[Instruction]:
Transcribe the entries exactly; images are not part of the copy.
##### Available records
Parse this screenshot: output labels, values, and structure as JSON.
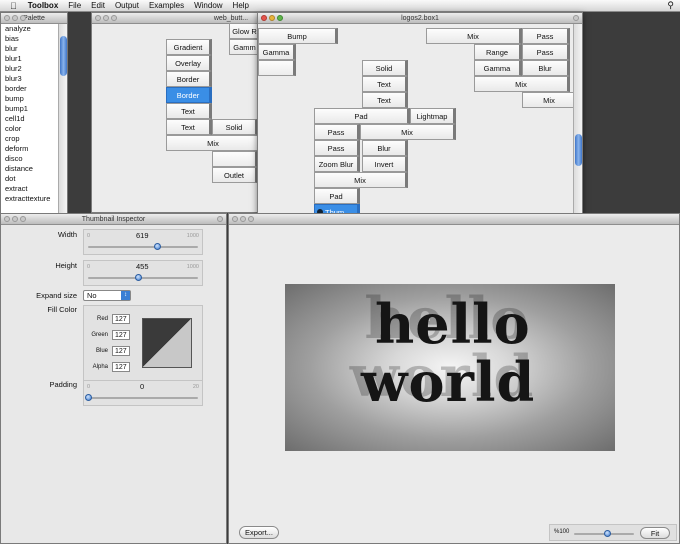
{
  "menubar": {
    "app": "Toolbox",
    "items": [
      "File",
      "Edit",
      "Output",
      "Examples",
      "Window",
      "Help"
    ]
  },
  "palette": {
    "title": "Palette",
    "items": [
      "analyze",
      "bias",
      "blur",
      "blur1",
      "blur2",
      "blur3",
      "border",
      "bump",
      "bump1",
      "cell1d",
      "color",
      "crop",
      "deform",
      "disco",
      "distance",
      "dot",
      "extract",
      "extracttexture"
    ]
  },
  "web_window": {
    "title": "web_butt...",
    "nodes": [
      "Gradient",
      "Overlay",
      "Border",
      "Border",
      "Text",
      "Text",
      "Solid",
      "Mix",
      "Outlet",
      "Glow R",
      "Gamm"
    ],
    "selected_node": "Border"
  },
  "logos_window": {
    "title": "logos2.box1",
    "nodes": [
      "Bump",
      "Gamma",
      "Mix",
      "Pass",
      "Range",
      "Pass",
      "Gamma",
      "Blur",
      "Mix",
      "Mix",
      "Solid",
      "Text",
      "Text",
      "Pad",
      "Lightmap",
      "Pass",
      "Mix",
      "Pass",
      "Blur",
      "Zoom Blur",
      "Invert",
      "Mix",
      "Pad",
      "Thum..."
    ],
    "selected_node": "Thum..."
  },
  "inspector": {
    "title": "Thumbnail Inspector",
    "width": {
      "label": "Width",
      "value": "619",
      "min": "0",
      "max": "1000",
      "fraction": 0.619
    },
    "height": {
      "label": "Height",
      "value": "455",
      "min": "0",
      "max": "1000",
      "fraction": 0.455
    },
    "expand": {
      "label": "Expand size",
      "value": "No"
    },
    "fill": {
      "label": "Fill Color",
      "red_label": "Red",
      "red": "127",
      "green_label": "Green",
      "green": "127",
      "blue_label": "Blue",
      "blue": "127",
      "alpha_label": "Alpha",
      "alpha": "127"
    },
    "padding": {
      "label": "Padding",
      "value": "0",
      "min": "0",
      "max": "20",
      "fraction": 0
    }
  },
  "preview": {
    "image_text_line1": "hello",
    "image_text_line2": "world",
    "export_label": "Export...",
    "zoom_label": "%100",
    "fit_label": "Fit",
    "zoom_fraction": 0.55
  },
  "colors": {
    "selection": "#3a8ee6",
    "fill_dark": "#3a3a3a",
    "fill_light": "#c8c8c8"
  }
}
##########
[Correct result]:
Parse this screenshot: output labels, values, and structure as JSON.
{
  "menubar": {
    "app": "Toolbox",
    "items": [
      "File",
      "Edit",
      "Output",
      "Examples",
      "Window",
      "Help"
    ]
  },
  "palette": {
    "title": "Palette",
    "items": [
      "analyze",
      "bias",
      "blur",
      "blur1",
      "blur2",
      "blur3",
      "border",
      "bump",
      "bump1",
      "cell1d",
      "color",
      "crop",
      "deform",
      "disco",
      "distance",
      "dot",
      "extract",
      "extracttexture"
    ]
  },
  "web_window": {
    "title": "web_butt...",
    "nodes": [
      "Gradient",
      "Overlay",
      "Border",
      "Border",
      "Text",
      "Text",
      "Solid",
      "Mix",
      "Outlet",
      "Glow R",
      "Gamm"
    ],
    "selected_node": "Border"
  },
  "logos_window": {
    "title": "logos2.box1",
    "nodes": [
      "Bump",
      "Gamma",
      "Mix",
      "Pass",
      "Range",
      "Pass",
      "Gamma",
      "Blur",
      "Mix",
      "Mix",
      "Solid",
      "Text",
      "Text",
      "Pad",
      "Lightmap",
      "Pass",
      "Mix",
      "Pass",
      "Blur",
      "Zoom Blur",
      "Invert",
      "Mix",
      "Pad",
      "Thum..."
    ],
    "selected_node": "Thum..."
  },
  "inspector": {
    "title": "Thumbnail Inspector",
    "width": {
      "label": "Width",
      "value": "619",
      "min": "0",
      "max": "1000",
      "fraction": 0.619
    },
    "height": {
      "label": "Height",
      "value": "455",
      "min": "0",
      "max": "1000",
      "fraction": 0.455
    },
    "expand": {
      "label": "Expand size",
      "value": "No"
    },
    "fill": {
      "label": "Fill Color",
      "red_label": "Red",
      "red": "127",
      "green_label": "Green",
      "green": "127",
      "blue_label": "Blue",
      "blue": "127",
      "alpha_label": "Alpha",
      "alpha": "127"
    },
    "padding": {
      "label": "Padding",
      "value": "0",
      "min": "0",
      "max": "20",
      "fraction": 0
    }
  },
  "preview": {
    "image_text_line1": "hello",
    "image_text_line2": "world",
    "export_label": "Export...",
    "zoom_label": "%100",
    "fit_label": "Fit",
    "zoom_fraction": 0.55
  },
  "colors": {
    "selection": "#3a8ee6",
    "fill_dark": "#3a3a3a",
    "fill_light": "#c8c8c8"
  }
}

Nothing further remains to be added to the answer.